Write the data out again, exactly as given.
::: RECORDS PROVIDED :::
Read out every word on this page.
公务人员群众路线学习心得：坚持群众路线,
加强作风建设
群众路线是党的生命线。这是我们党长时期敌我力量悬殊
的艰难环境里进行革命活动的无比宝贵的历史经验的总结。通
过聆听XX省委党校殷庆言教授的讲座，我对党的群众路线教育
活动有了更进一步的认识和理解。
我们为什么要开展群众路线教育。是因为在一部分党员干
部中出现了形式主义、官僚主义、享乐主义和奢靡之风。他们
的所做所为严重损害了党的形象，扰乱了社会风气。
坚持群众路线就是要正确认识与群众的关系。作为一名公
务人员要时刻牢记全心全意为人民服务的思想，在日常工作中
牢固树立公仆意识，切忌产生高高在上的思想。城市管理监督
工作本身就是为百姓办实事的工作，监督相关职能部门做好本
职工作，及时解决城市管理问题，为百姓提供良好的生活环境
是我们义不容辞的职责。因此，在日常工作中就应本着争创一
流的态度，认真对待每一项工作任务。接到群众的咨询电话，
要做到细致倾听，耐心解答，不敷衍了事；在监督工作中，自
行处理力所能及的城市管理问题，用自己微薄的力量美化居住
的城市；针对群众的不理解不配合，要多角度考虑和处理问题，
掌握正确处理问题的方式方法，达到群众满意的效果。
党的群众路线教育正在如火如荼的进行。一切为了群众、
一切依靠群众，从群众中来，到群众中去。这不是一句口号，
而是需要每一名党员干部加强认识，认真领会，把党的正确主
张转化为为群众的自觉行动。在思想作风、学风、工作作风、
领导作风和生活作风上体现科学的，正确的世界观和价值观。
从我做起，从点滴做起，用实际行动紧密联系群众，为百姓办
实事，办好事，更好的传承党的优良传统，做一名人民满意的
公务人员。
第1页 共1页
:::
ANSWER FOR THE TASK:
Read out every word on this page.
公务人员群众路线学习心得：坚持群众路线,
加强作风建设
群众路线是党的生命线。这是我们党长时期敌我力量悬殊
的艰难环境里进行革命活动的无比宝贵的历史经验的总结。通
过聆听XX省委党校殷庆言教授的讲座，我对党的群众路线教育
活动有了更进一步的认识和理解。
我们为什么要开展群众路线教育。是因为在一部分党员干
部中出现了形式主义、官僚主义、享乐主义和奢靡之风。他们
的所做所为严重损害了党的形象，扰乱了社会风气。
坚持群众路线就是要正确认识与群众的关系。作为一名公
务人员要时刻牢记全心全意为人民服务的思想，在日常工作中
牢固树立公仆意识，切忌产生高高在上的思想。城市管理监督
工作本身就是为百姓办实事的工作，监督相关职能部门做好本
职工作，及时解决城市管理问题，为百姓提供良好的生活环境
是我们义不容辞的职责。因此，在日常工作中就应本着争创一
流的态度，认真对待每一项工作任务。接到群众的咨询电话，
要做到细致倾听，耐心解答，不敷衍了事；在监督工作中，自
行处理力所能及的城市管理问题，用自己微薄的力量美化居住
的城市；针对群众的不理解不配合，要多角度考虑和处理问题，
掌握正确处理问题的方式方法，达到群众满意的效果。
党的群众路线教育正在如火如荼的进行。一切为了群众、
一切依靠群众，从群众中来，到群众中去。这不是一句口号，
而是需要每一名党员干部加强认识，认真领会，把党的正确主
张转化为为群众的自觉行动。在思想作风、学风、工作作风、
领导作风和生活作风上体现科学的，正确的世界观和价值观。
从我做起，从点滴做起，用实际行动紧密联系群众，为百姓办
实事，办好事，更好的传承党的优良传统，做一名人民满意的
公务人员。
第1页 共1页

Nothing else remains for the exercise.